- The problem
Find every line in the records below that contains the string "heading", and copy each of those lines.

=== Task input ===

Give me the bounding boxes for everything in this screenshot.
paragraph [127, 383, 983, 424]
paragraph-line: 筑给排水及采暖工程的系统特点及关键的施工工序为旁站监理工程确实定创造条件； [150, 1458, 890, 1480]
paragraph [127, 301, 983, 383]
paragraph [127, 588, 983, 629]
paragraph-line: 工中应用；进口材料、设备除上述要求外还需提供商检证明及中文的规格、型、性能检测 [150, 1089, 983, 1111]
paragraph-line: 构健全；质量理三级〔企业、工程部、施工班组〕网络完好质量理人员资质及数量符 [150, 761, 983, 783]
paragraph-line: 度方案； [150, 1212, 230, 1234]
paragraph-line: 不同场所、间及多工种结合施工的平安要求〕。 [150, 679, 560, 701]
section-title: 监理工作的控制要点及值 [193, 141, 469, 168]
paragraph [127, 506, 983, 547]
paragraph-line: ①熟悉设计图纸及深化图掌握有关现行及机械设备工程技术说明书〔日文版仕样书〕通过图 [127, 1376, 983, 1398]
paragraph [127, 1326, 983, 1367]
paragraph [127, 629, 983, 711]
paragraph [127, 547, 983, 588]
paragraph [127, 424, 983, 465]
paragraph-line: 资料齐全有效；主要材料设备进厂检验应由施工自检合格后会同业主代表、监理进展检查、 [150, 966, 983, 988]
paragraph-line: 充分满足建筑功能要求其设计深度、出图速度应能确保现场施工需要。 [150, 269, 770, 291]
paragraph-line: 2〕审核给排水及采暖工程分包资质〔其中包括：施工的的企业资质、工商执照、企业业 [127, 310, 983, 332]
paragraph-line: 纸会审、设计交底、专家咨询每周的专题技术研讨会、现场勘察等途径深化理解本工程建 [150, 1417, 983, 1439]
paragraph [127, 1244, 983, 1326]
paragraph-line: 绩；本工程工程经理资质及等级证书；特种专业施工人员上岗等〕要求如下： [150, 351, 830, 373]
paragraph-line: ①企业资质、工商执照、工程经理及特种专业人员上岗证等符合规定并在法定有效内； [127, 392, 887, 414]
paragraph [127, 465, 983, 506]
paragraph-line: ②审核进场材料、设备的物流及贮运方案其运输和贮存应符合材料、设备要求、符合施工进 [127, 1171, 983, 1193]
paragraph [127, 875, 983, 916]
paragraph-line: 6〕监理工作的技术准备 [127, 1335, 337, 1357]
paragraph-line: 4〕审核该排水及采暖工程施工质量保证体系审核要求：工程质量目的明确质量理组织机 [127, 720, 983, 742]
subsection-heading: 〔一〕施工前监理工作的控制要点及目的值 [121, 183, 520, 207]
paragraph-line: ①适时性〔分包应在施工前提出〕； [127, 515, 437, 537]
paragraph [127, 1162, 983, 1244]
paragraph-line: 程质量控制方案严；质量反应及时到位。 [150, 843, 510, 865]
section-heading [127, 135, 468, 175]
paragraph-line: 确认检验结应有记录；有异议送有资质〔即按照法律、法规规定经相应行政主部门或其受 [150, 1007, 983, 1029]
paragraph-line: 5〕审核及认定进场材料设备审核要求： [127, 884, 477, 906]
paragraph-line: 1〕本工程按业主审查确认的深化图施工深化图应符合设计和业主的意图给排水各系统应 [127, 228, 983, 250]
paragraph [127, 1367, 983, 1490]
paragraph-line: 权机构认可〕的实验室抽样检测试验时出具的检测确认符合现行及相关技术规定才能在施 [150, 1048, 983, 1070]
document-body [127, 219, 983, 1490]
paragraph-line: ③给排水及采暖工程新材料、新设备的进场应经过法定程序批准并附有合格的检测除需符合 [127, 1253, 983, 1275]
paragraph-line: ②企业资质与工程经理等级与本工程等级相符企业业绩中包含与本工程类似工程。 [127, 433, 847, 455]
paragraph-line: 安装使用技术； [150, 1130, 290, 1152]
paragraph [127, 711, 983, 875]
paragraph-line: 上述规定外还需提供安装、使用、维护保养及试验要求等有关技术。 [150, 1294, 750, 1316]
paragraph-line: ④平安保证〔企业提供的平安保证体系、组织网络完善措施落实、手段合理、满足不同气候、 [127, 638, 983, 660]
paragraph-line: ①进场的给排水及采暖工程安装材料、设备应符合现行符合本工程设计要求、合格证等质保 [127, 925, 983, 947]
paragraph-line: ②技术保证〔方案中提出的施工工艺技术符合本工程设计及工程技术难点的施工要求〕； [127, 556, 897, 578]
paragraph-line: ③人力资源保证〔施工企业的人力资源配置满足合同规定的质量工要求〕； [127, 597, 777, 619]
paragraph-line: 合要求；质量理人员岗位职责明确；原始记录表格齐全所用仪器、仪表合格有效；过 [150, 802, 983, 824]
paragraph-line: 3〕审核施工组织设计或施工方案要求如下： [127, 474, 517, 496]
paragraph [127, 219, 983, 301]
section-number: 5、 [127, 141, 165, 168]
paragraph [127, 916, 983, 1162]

===

- Problem solution
subsection-heading: 〔一〕施工前监理工作的控制要点及目的值 [121, 183, 520, 207]
section-heading [127, 135, 468, 175]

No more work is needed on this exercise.